Stored data:
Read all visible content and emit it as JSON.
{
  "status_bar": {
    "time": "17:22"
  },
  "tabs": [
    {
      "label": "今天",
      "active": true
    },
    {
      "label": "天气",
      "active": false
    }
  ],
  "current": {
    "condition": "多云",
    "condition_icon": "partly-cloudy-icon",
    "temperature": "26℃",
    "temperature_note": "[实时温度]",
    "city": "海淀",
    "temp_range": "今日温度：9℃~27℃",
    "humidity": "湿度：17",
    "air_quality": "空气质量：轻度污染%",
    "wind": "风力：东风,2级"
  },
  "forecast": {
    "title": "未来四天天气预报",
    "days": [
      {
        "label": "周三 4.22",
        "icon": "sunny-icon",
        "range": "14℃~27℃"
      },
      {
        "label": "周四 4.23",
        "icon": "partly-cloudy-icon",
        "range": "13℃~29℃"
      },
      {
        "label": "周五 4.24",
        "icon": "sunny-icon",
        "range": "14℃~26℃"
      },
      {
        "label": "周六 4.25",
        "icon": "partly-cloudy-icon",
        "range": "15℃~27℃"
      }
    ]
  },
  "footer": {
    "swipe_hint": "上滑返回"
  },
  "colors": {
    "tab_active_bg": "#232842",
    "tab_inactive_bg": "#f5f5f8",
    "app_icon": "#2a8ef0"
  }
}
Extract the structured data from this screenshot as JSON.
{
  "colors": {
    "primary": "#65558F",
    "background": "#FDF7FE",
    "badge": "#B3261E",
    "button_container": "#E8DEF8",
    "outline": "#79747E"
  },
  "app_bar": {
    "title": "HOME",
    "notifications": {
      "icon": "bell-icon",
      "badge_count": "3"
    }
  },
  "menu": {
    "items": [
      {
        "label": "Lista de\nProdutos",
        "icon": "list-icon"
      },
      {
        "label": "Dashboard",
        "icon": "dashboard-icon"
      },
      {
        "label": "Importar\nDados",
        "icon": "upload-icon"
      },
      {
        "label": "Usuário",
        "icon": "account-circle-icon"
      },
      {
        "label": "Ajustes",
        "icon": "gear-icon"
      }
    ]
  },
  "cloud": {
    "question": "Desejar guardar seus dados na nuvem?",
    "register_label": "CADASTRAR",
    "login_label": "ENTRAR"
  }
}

What is being asked >> Above are the records. Copy every line in them holding "JSON".

Response to the task >>
Read all visible content and emit it as JSON.
Extract the structured data from this screenshot as JSON.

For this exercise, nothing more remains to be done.